» Provided text:
|---|

A seemingly endless array of distractions is evident at FloydFest.

Music, art, nature, light shows, food tastes and smells, and people-watching by the thousands are among the sensory constants during the five-day festival off the Blue Ridge Parkway, in Patrick County.

On Saturday morning at the event’s Pink Floyd Beer Garden, a couple of meditation and mindfulness guides worked with some festival-goers to bring focus to the experience. About 15 meditators — a couple of them came and went over the hour — sat on chairs or mats on the ground. Meanwhile, generators hummed power to keg coolers, trucks hauling ice beeped as they moved backward and a breeze pushed through the tall shade trees.

It was all OK.

“Part of this practice is being with what is,” said instructor Joe Klein. “We’re cultivating a type of mind that will be open, curious and, I think, playful.”

Before he guided them through body motions and brain connectivity that preceded a silent meditation, Klein told his pupils to look to one person sitting next to them and express their intent for the session.

Anna Ashby, of Frederick, Maryland, turned to the woman sitting cross-legged to her left.

“May I be more present,” Ashby said. “May I be less anxious.”

Afterward, she changed her thinking about that second “may I.” As she meditated, she replaced “less anxious” with “more peaceful,” she said.

“I didn’t want to bring a negative” into the session, she said.

Ashby, attending her fourth FloydFest, has been meditating for a decade, but this was her first time doing it at the site.

“I’m not usually surrounded by so many sounds and sensations,” Ashby said.

Klein told the group that they would be distracted, both by things outside themselves and by their own minds.

|---|

» Data provided:
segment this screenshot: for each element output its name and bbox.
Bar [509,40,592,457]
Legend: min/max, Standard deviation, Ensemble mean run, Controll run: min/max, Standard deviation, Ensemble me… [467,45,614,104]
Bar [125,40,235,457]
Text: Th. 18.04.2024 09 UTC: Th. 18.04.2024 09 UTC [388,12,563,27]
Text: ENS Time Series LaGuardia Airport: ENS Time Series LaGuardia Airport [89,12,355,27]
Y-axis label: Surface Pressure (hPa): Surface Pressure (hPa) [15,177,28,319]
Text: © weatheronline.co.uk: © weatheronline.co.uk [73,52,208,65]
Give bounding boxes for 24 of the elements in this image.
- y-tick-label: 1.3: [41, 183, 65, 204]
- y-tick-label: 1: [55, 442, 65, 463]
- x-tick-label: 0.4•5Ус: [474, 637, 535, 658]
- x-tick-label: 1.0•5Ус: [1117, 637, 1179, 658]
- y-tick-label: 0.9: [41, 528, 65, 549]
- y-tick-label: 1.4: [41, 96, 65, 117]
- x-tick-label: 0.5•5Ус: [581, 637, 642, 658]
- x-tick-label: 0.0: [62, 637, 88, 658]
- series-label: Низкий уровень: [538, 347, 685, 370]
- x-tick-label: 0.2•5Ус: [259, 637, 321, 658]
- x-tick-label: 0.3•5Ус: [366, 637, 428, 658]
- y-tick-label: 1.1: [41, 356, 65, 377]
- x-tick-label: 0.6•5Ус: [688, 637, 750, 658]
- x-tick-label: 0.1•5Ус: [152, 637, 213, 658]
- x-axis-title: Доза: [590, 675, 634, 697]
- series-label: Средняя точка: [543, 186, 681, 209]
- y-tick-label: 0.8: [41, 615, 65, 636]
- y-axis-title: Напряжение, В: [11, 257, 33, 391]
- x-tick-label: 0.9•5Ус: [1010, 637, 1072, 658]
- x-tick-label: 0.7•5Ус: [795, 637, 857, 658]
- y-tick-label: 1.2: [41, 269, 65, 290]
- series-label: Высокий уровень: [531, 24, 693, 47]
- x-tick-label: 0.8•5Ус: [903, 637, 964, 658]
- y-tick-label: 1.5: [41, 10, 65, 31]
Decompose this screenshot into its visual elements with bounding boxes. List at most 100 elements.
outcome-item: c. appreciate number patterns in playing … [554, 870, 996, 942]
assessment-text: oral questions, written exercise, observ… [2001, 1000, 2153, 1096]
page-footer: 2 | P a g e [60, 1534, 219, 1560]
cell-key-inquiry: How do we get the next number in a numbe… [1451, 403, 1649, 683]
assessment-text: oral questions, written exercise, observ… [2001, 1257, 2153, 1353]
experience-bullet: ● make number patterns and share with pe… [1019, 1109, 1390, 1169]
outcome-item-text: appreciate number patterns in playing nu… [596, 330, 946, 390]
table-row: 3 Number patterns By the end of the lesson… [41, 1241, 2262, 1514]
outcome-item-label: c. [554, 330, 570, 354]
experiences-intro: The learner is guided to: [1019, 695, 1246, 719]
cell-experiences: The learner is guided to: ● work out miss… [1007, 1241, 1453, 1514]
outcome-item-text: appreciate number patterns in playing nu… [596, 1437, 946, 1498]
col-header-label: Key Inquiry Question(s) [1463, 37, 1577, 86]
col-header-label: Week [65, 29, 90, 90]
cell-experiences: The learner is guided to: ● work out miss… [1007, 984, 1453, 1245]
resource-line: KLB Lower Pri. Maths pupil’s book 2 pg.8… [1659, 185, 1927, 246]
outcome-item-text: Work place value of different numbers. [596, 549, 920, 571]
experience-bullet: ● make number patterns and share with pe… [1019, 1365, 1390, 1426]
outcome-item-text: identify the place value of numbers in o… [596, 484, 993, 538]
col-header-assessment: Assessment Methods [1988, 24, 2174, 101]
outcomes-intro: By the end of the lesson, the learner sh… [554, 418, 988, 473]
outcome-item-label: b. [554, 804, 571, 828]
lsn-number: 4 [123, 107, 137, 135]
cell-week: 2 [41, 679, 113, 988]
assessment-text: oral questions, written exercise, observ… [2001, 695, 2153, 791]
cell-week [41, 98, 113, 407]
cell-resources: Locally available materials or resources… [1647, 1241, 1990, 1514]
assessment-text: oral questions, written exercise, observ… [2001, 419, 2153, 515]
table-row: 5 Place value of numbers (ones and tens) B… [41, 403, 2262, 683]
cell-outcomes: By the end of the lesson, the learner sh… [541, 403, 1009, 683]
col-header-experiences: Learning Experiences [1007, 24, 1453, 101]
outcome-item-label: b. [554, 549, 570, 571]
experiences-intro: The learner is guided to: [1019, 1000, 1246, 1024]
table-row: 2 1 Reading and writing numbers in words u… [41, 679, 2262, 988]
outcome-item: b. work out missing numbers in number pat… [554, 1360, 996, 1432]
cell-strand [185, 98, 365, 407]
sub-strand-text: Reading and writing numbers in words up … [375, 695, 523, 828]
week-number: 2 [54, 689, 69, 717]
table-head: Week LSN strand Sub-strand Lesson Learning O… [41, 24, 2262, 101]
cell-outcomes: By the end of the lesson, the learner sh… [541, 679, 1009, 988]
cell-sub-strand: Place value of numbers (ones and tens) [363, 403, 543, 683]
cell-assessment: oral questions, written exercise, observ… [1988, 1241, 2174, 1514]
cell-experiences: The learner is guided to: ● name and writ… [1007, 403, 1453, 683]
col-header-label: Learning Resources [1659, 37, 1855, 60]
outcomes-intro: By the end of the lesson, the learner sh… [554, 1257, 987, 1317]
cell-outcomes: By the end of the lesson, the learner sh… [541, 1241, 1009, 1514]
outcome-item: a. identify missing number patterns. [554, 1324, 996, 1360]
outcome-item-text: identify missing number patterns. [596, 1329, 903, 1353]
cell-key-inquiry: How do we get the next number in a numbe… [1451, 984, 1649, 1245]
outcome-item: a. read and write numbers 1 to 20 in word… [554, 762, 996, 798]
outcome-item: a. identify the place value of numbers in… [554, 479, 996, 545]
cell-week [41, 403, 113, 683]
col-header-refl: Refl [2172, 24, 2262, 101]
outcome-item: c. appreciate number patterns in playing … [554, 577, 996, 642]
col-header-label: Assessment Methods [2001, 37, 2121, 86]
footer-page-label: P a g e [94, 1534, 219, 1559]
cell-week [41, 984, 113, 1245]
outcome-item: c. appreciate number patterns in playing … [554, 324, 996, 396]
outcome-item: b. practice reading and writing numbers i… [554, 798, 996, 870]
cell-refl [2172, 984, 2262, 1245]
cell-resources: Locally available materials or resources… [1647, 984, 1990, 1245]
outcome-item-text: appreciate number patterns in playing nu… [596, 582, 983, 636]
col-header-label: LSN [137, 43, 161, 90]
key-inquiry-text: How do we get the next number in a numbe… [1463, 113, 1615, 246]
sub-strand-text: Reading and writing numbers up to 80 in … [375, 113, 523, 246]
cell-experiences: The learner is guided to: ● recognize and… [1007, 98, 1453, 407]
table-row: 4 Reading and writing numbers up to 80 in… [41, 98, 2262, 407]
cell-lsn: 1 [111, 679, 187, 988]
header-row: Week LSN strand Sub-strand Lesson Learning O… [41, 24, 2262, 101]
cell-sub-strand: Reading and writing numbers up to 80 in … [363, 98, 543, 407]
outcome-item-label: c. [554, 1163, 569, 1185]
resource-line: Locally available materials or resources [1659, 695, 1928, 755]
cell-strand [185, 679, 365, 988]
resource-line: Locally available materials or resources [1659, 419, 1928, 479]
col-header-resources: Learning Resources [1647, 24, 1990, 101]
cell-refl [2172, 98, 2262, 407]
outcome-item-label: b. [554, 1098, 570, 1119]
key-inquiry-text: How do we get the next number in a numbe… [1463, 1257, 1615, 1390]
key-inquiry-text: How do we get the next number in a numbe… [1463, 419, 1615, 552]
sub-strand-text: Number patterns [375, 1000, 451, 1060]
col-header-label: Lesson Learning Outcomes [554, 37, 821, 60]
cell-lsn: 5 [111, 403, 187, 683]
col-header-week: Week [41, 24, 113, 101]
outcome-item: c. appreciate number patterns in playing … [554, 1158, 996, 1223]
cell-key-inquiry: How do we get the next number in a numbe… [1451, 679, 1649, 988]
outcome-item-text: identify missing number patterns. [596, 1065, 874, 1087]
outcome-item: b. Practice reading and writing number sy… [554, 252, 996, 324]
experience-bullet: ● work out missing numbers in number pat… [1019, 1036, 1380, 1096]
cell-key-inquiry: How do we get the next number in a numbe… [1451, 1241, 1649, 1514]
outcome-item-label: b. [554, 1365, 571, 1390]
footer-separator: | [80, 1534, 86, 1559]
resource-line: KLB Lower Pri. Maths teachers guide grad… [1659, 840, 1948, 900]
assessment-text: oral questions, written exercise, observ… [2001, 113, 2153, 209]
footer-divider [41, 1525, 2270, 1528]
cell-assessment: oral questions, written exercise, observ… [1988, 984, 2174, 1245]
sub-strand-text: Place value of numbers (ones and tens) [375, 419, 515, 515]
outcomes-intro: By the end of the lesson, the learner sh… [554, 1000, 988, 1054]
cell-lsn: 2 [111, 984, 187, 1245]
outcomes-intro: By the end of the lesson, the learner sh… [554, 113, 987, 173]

|---|

Can you reproduce the FloydFest meditation text above in full, word for word?

A seemingly endless array of distractions is evident at FloydFest.

Music, art, nature, light shows, food tastes and smells, and people-watching by the thousands are among the sensory constants during the five-day festival off the Blue Ridge Parkway, in Patrick County.

On Saturday morning at the event’s Pink Floyd Beer Garden, a couple of meditation and mindfulness guides worked with some festival-goers to bring focus to the experience. About 15 meditators — a couple of them came and went over the hour — sat on chairs or mats on the ground. Meanwhile, generators hummed power to keg coolers, trucks hauling ice beeped as they moved backward and a breeze pushed through the tall shade trees.

It was all OK.

“Part of this practice is being with what is,” said instructor Joe Klein. “We’re cultivating a type of mind that will be open, curious and, I think, playful.”

Before he guided them through body motions and brain connectivity that preceded a silent meditation, Klein told his pupils to look to one person sitting next to them and express their intent for the session.

Anna Ashby, of Frederick, Maryland, turned to the woman sitting cross-legged to her left.

“May I be more present,” Ashby said. “May I be less anxious.”

Afterward, she changed her thinking about that second “may I.” As she meditated, she replaced “less anxious” with “more peaceful,” she said.

“I didn’t want to bring a negative” into the session, she said.

Ashby, attending her fourth FloydFest, has been meditating for a decade, but this was her first time doing it at the site.

“I’m not usually surrounded by so many sounds and sensations,” Ashby said.

Klein told the group that they would be distracted, both by things outside themselves and by their own minds.